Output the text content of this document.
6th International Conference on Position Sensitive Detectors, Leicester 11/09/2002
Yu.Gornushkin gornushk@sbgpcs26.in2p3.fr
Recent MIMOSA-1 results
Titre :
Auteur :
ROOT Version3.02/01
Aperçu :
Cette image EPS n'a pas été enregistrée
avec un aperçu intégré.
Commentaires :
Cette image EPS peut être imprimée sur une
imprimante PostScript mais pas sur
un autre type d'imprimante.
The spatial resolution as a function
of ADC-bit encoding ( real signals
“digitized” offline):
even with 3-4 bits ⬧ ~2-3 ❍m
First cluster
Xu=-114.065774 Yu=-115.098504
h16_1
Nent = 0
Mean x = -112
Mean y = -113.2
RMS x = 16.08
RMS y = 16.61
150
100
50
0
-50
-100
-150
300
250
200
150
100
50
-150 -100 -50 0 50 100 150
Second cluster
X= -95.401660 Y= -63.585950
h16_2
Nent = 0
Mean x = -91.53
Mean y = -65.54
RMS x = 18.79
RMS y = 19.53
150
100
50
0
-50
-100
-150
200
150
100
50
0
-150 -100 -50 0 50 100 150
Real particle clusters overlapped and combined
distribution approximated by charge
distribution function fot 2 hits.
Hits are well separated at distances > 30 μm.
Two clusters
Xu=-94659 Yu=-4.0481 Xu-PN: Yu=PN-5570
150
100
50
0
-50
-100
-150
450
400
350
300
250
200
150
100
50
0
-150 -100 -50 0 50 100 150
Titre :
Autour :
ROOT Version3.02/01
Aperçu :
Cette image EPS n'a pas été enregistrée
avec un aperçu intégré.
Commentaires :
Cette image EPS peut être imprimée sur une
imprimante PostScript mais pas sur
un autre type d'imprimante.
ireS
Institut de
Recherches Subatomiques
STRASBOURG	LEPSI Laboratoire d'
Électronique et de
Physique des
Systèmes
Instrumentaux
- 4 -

= = = =

## GOAL
Locate and copy each line in the data above that includes the word "Mean".

## PROBLEM SOLUTION
Mean x = -112
Mean y = -113.2
Mean x = -91.53
Mean y = -65.54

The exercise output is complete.